··· Entries provided ···
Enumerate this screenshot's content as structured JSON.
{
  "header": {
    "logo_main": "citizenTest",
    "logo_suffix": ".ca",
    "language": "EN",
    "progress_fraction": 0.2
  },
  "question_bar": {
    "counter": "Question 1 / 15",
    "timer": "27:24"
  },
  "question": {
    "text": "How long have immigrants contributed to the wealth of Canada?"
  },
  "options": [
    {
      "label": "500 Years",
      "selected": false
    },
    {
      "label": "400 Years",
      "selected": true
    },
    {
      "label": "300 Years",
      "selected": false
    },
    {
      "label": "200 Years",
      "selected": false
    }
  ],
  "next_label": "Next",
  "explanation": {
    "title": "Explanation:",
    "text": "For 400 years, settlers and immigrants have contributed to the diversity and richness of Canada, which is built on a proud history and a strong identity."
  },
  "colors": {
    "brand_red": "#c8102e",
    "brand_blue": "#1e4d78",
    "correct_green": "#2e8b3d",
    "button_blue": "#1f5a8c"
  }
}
···
What to do
Tell how many lines contain the word "immigrants", using only the number.

Problem solution
2